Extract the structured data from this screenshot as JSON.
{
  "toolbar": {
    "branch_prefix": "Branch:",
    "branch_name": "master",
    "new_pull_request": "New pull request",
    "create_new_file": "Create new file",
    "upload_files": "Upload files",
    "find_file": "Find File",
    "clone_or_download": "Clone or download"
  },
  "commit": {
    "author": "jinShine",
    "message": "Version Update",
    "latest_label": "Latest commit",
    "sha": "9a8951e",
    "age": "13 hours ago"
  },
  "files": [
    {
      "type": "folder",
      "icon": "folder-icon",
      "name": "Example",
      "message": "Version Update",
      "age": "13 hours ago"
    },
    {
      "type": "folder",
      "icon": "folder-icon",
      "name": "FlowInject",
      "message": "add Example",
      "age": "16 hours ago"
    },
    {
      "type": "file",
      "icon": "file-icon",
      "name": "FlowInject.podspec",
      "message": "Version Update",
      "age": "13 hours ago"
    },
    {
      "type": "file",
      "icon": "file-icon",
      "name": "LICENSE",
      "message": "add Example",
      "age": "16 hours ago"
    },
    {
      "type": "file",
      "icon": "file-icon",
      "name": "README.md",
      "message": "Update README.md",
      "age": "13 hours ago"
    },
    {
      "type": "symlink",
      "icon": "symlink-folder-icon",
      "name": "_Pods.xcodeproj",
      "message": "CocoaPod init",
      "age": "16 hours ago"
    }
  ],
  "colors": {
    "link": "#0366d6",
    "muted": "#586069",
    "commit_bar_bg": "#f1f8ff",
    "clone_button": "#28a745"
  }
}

#### [Task directions]
Find every line in the records that contains the word "Update"; copy those lines.

#### [Exercise answer]
    "message": "Version Update",
      "message": "Version Update",
      "message": "Version Update",
      "message": "Update README.md",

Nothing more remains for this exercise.